Write out the material exactly, leaving every picture behind.
▶
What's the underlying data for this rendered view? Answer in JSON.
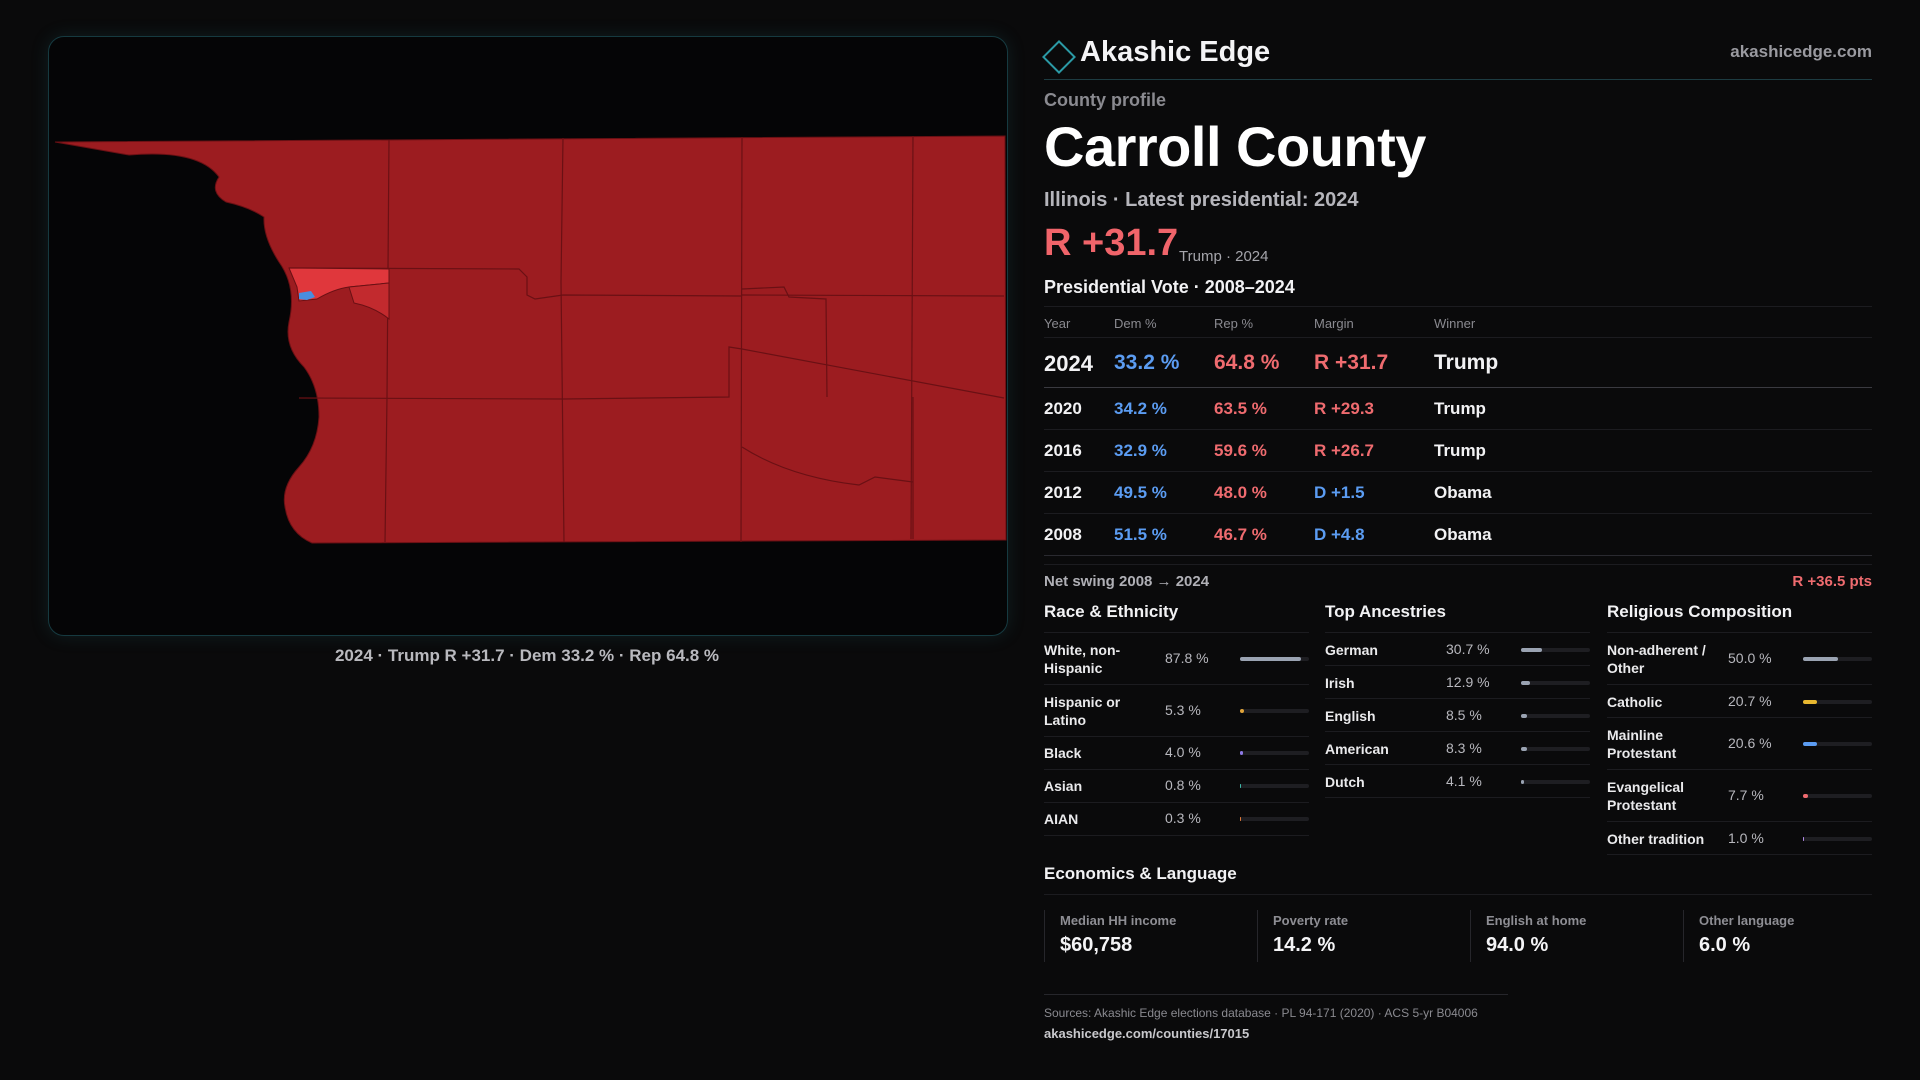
{
  "brand": {
    "name": "Akashic Edge",
    "url": "akashicedge.com"
  },
  "colors": {
    "rep": "#ef6b6f",
    "dem": "#5b9cf2",
    "map_rep": "#9c1c20",
    "accent": "#2b9aa6"
  },
  "map": {
    "caption": "2024 · Trump R +31.7 · Dem 33.2 % · Rep 64.8 %",
    "year": 2024,
    "winner": "Trump",
    "margin": "R +31.7"
  },
  "profile": {
    "eyebrow": "County profile",
    "title": "Carroll County",
    "subtitle": "Illinois · Latest presidential: 2024",
    "headline_margin": "R +31.7",
    "headline_note": "Trump · 2024"
  },
  "vote": {
    "title": "Presidential Vote · 2008–2024",
    "headers": {
      "year": "Year",
      "dem": "Dem %",
      "rep": "Rep %",
      "margin": "Margin",
      "winner": "Winner"
    },
    "rows": [
      {
        "year": "2024",
        "dem": "33.2 %",
        "rep": "64.8 %",
        "margin": "R +31.7",
        "winner": "Trump"
      },
      {
        "year": "2020",
        "dem": "34.2 %",
        "rep": "63.5 %",
        "margin": "R +29.3",
        "winner": "Trump"
      },
      {
        "year": "2016",
        "dem": "32.9 %",
        "rep": "59.6 %",
        "margin": "R +26.7",
        "winner": "Trump"
      },
      {
        "year": "2012",
        "dem": "49.5 %",
        "rep": "48.0 %",
        "margin": "D +1.5",
        "winner": "Obama"
      },
      {
        "year": "2008",
        "dem": "51.5 %",
        "rep": "46.7 %",
        "margin": "D +4.8",
        "winner": "Obama"
      }
    ],
    "swing_label": "Net swing 2008 → 2024",
    "swing_value": "R +36.5 pts"
  },
  "race": {
    "title": "Race & Ethnicity",
    "items": [
      {
        "label": "White, non-Hispanic",
        "value": "87.8 %",
        "pct": 87.8,
        "color": "#9aa3b2"
      },
      {
        "label": "Hispanic or Latino",
        "value": "5.3 %",
        "pct": 5.3,
        "color": "#e0a43a"
      },
      {
        "label": "Black",
        "value": "4.0 %",
        "pct": 4.0,
        "color": "#8e7ae6"
      },
      {
        "label": "Asian",
        "value": "0.8 %",
        "pct": 0.8,
        "color": "#3fb9a8"
      },
      {
        "label": "AIAN",
        "value": "0.3 %",
        "pct": 0.3,
        "color": "#e07a3a"
      }
    ]
  },
  "ancestry": {
    "title": "Top Ancestries",
    "items": [
      {
        "label": "German",
        "value": "30.7 %",
        "pct": 30.7,
        "color": "#9aa3b2"
      },
      {
        "label": "Irish",
        "value": "12.9 %",
        "pct": 12.9,
        "color": "#9aa3b2"
      },
      {
        "label": "English",
        "value": "8.5 %",
        "pct": 8.5,
        "color": "#9aa3b2"
      },
      {
        "label": "American",
        "value": "8.3 %",
        "pct": 8.3,
        "color": "#9aa3b2"
      },
      {
        "label": "Dutch",
        "value": "4.1 %",
        "pct": 4.1,
        "color": "#9aa3b2"
      }
    ]
  },
  "religion": {
    "title": "Religious Composition",
    "items": [
      {
        "label": "Non-adherent / Other",
        "value": "50.0 %",
        "pct": 50.0,
        "color": "#9aa3b2"
      },
      {
        "label": "Catholic",
        "value": "20.7 %",
        "pct": 20.7,
        "color": "#e8b830"
      },
      {
        "label": "Mainline Protestant",
        "value": "20.6 %",
        "pct": 20.6,
        "color": "#5b9cf2"
      },
      {
        "label": "Evangelical Protestant",
        "value": "7.7 %",
        "pct": 7.7,
        "color": "#ef6b6f"
      },
      {
        "label": "Other tradition",
        "value": "1.0 %",
        "pct": 1.0,
        "color": "#b08ae6"
      }
    ]
  },
  "economics": {
    "title": "Economics & Language",
    "items": [
      {
        "label": "Median HH income",
        "value": "$60,758"
      },
      {
        "label": "Poverty rate",
        "value": "14.2 %"
      },
      {
        "label": "English at home",
        "value": "94.0 %"
      },
      {
        "label": "Other language",
        "value": "6.0 %"
      }
    ]
  },
  "sources": {
    "text": "Sources: Akashic Edge elections database · PL 94-171 (2020) · ACS 5-yr B04006",
    "url": "akashicedge.com/counties/17015"
  }
}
◀
## EXERCISE RESPONSE
What's the underlying data for this rendered view? Answer in JSON.
{
  "brand": {
    "name": "Akashic Edge",
    "url": "akashicedge.com"
  },
  "colors": {
    "rep": "#ef6b6f",
    "dem": "#5b9cf2",
    "map_rep": "#9c1c20",
    "accent": "#2b9aa6"
  },
  "map": {
    "caption": "2024 · Trump R +31.7 · Dem 33.2 % · Rep 64.8 %",
    "year": 2024,
    "winner": "Trump",
    "margin": "R +31.7"
  },
  "profile": {
    "eyebrow": "County profile",
    "title": "Carroll County",
    "subtitle": "Illinois · Latest presidential: 2024",
    "headline_margin": "R +31.7",
    "headline_note": "Trump · 2024"
  },
  "vote": {
    "title": "Presidential Vote · 2008–2024",
    "headers": {
      "year": "Year",
      "dem": "Dem %",
      "rep": "Rep %",
      "margin": "Margin",
      "winner": "Winner"
    },
    "rows": [
      {
        "year": "2024",
        "dem": "33.2 %",
        "rep": "64.8 %",
        "margin": "R +31.7",
        "winner": "Trump"
      },
      {
        "year": "2020",
        "dem": "34.2 %",
        "rep": "63.5 %",
        "margin": "R +29.3",
        "winner": "Trump"
      },
      {
        "year": "2016",
        "dem": "32.9 %",
        "rep": "59.6 %",
        "margin": "R +26.7",
        "winner": "Trump"
      },
      {
        "year": "2012",
        "dem": "49.5 %",
        "rep": "48.0 %",
        "margin": "D +1.5",
        "winner": "Obama"
      },
      {
        "year": "2008",
        "dem": "51.5 %",
        "rep": "46.7 %",
        "margin": "D +4.8",
        "winner": "Obama"
      }
    ],
    "swing_label": "Net swing 2008 → 2024",
    "swing_value": "R +36.5 pts"
  },
  "race": {
    "title": "Race & Ethnicity",
    "items": [
      {
        "label": "White, non-Hispanic",
        "value": "87.8 %",
        "pct": 87.8,
        "color": "#9aa3b2"
      },
      {
        "label": "Hispanic or Latino",
        "value": "5.3 %",
        "pct": 5.3,
        "color": "#e0a43a"
      },
      {
        "label": "Black",
        "value": "4.0 %",
        "pct": 4.0,
        "color": "#8e7ae6"
      },
      {
        "label": "Asian",
        "value": "0.8 %",
        "pct": 0.8,
        "color": "#3fb9a8"
      },
      {
        "label": "AIAN",
        "value": "0.3 %",
        "pct": 0.3,
        "color": "#e07a3a"
      }
    ]
  },
  "ancestry": {
    "title": "Top Ancestries",
    "items": [
      {
        "label": "German",
        "value": "30.7 %",
        "pct": 30.7,
        "color": "#9aa3b2"
      },
      {
        "label": "Irish",
        "value": "12.9 %",
        "pct": 12.9,
        "color": "#9aa3b2"
      },
      {
        "label": "English",
        "value": "8.5 %",
        "pct": 8.5,
        "color": "#9aa3b2"
      },
      {
        "label": "American",
        "value": "8.3 %",
        "pct": 8.3,
        "color": "#9aa3b2"
      },
      {
        "label": "Dutch",
        "value": "4.1 %",
        "pct": 4.1,
        "color": "#9aa3b2"
      }
    ]
  },
  "religion": {
    "title": "Religious Composition",
    "items": [
      {
        "label": "Non-adherent / Other",
        "value": "50.0 %",
        "pct": 50.0,
        "color": "#9aa3b2"
      },
      {
        "label": "Catholic",
        "value": "20.7 %",
        "pct": 20.7,
        "color": "#e8b830"
      },
      {
        "label": "Mainline Protestant",
        "value": "20.6 %",
        "pct": 20.6,
        "color": "#5b9cf2"
      },
      {
        "label": "Evangelical Protestant",
        "value": "7.7 %",
        "pct": 7.7,
        "color": "#ef6b6f"
      },
      {
        "label": "Other tradition",
        "value": "1.0 %",
        "pct": 1.0,
        "color": "#b08ae6"
      }
    ]
  },
  "economics": {
    "title": "Economics & Language",
    "items": [
      {
        "label": "Median HH income",
        "value": "$60,758"
      },
      {
        "label": "Poverty rate",
        "value": "14.2 %"
      },
      {
        "label": "English at home",
        "value": "94.0 %"
      },
      {
        "label": "Other language",
        "value": "6.0 %"
      }
    ]
  },
  "sources": {
    "text": "Sources: Akashic Edge elections database · PL 94-171 (2020) · ACS 5-yr B04006",
    "url": "akashicedge.com/counties/17015"
  }
}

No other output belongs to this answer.